- TO BE DONE -
Gather each line containing the string "name" from these entries.

- RECORDS SHOWN -
__________________________________________________
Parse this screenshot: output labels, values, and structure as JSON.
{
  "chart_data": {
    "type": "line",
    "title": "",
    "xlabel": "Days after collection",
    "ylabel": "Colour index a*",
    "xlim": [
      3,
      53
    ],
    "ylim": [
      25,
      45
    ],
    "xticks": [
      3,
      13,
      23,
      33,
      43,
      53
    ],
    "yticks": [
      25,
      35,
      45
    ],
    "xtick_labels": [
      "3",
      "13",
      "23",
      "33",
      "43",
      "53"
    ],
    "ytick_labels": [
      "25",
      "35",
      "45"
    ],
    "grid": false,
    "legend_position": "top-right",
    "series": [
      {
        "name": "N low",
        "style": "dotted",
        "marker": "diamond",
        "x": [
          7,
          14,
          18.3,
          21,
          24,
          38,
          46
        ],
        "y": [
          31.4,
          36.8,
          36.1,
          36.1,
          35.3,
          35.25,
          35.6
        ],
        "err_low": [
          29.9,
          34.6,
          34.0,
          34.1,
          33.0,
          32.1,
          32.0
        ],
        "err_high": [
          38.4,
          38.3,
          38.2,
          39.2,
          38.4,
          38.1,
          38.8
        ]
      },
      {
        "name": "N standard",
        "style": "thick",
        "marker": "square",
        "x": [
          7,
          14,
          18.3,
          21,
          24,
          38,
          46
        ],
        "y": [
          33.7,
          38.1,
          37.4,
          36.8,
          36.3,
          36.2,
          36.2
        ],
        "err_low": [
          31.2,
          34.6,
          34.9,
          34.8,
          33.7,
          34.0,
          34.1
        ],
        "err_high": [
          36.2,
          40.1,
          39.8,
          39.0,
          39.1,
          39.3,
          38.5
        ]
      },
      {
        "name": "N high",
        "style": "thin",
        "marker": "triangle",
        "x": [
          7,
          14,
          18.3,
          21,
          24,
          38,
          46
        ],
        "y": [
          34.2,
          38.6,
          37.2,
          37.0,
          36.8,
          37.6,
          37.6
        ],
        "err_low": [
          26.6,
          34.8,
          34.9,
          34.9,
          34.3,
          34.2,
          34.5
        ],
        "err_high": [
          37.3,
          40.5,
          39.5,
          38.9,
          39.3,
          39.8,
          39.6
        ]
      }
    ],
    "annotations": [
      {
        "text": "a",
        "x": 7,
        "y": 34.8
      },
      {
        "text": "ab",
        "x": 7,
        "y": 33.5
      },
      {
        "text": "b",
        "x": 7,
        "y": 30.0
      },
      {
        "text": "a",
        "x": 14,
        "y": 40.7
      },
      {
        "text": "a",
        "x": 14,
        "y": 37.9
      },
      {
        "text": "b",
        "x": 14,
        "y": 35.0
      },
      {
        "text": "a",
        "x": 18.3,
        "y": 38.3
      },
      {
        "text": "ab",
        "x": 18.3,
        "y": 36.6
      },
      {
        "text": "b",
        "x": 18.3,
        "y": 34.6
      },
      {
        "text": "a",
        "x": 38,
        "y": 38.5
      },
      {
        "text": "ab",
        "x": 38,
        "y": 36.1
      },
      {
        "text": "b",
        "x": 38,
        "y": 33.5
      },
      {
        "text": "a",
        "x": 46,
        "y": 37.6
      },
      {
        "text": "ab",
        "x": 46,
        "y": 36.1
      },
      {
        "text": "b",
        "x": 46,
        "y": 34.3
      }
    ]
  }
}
__________________________________________________
- SOLUTION -
        "name": "N low",
        "name": "N standard",
        "name": "N high",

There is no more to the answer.